Below is a block of records; repeat each one exactly.

Figure record listings
--- begin ---
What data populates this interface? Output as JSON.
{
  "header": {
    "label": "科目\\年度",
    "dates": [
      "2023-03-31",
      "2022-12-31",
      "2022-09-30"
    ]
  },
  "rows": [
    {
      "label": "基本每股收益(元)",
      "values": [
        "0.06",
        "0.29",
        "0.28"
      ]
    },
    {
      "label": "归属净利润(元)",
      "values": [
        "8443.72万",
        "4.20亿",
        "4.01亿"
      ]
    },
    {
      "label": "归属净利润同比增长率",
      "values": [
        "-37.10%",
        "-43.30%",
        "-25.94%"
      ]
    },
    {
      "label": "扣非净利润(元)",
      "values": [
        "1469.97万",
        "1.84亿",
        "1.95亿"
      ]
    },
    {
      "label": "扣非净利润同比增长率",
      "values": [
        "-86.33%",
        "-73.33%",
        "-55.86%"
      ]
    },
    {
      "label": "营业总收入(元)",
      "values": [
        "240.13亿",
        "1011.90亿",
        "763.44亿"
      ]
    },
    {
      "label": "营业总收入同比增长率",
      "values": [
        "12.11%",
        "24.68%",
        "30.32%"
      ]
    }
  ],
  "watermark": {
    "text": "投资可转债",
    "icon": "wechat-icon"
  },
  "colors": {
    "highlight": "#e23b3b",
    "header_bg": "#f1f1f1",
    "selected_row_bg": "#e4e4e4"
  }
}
--- end ---
Written response ::
What data populates this interface? Output as JSON.
{
  "header": {
    "label": "科目\\年度",
    "dates": [
      "2023-03-31",
      "2022-12-31",
      "2022-09-30"
    ]
  },
  "rows": [
    {
      "label": "基本每股收益(元)",
      "values": [
        "0.06",
        "0.29",
        "0.28"
      ]
    },
    {
      "label": "归属净利润(元)",
      "values": [
        "8443.72万",
        "4.20亿",
        "4.01亿"
      ]
    },
    {
      "label": "归属净利润同比增长率",
      "values": [
        "-37.10%",
        "-43.30%",
        "-25.94%"
      ]
    },
    {
      "label": "扣非净利润(元)",
      "values": [
        "1469.97万",
        "1.84亿",
        "1.95亿"
      ]
    },
    {
      "label": "扣非净利润同比增长率",
      "values": [
        "-86.33%",
        "-73.33%",
        "-55.86%"
      ]
    },
    {
      "label": "营业总收入(元)",
      "values": [
        "240.13亿",
        "1011.90亿",
        "763.44亿"
      ]
    },
    {
      "label": "营业总收入同比增长率",
      "values": [
        "12.11%",
        "24.68%",
        "30.32%"
      ]
    }
  ],
  "watermark": {
    "text": "投资可转债",
    "icon": "wechat-icon"
  },
  "colors": {
    "highlight": "#e23b3b",
    "header_bg": "#f1f1f1",
    "selected_row_bg": "#e4e4e4"
  }
}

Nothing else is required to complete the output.